- **Provided information**
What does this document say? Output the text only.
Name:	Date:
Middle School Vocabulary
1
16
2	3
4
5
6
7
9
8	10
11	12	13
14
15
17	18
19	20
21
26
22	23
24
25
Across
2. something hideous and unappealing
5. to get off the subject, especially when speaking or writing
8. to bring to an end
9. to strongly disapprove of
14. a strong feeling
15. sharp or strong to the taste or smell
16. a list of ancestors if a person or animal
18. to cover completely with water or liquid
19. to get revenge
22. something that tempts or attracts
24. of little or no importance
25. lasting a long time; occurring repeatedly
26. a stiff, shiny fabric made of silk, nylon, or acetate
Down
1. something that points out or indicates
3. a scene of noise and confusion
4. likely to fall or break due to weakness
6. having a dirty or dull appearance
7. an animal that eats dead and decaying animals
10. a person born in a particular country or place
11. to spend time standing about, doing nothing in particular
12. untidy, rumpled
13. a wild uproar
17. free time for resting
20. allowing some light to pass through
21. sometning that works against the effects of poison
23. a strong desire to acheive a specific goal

---

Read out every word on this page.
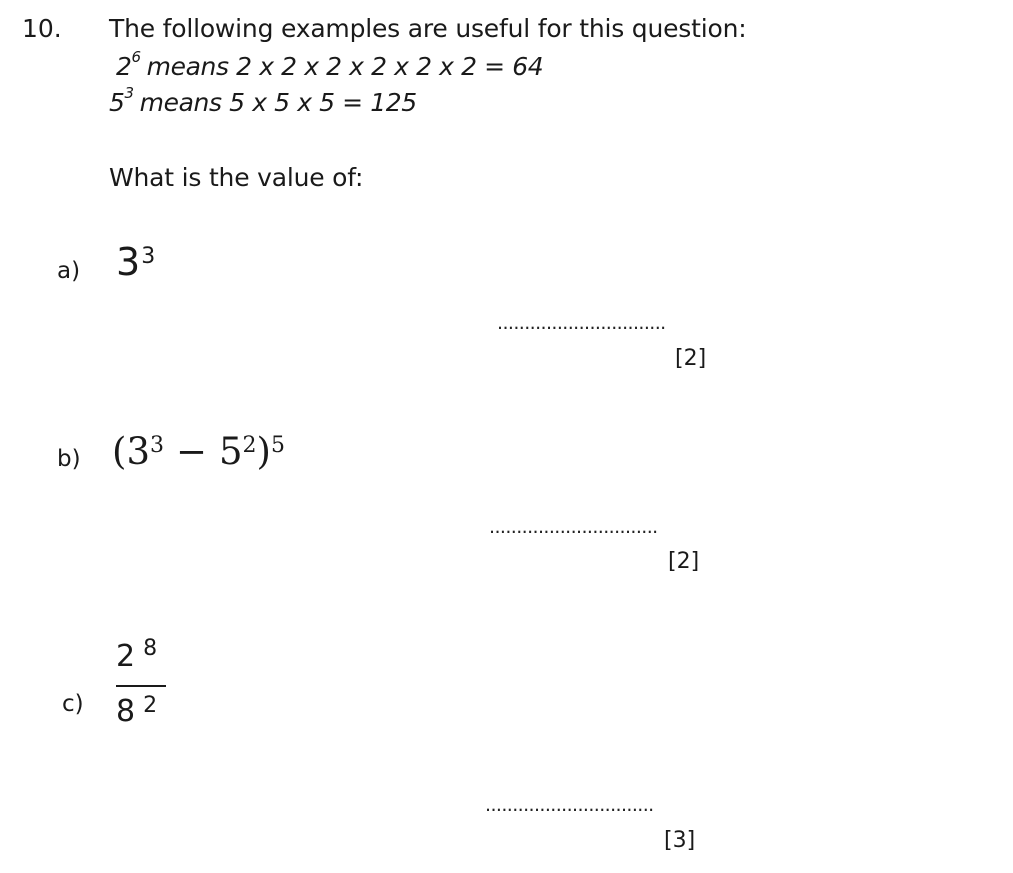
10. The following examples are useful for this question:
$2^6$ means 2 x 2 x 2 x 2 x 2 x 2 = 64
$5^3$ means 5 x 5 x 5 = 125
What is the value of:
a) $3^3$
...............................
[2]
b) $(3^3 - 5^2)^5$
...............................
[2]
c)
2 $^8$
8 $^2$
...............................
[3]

- **Prompt**
Locate all lines holding the word "this", then copy them out.

- **Problem solution**
What does this document say? Output the text only.
Read out every word on this page.
10. The following examples are useful for this question:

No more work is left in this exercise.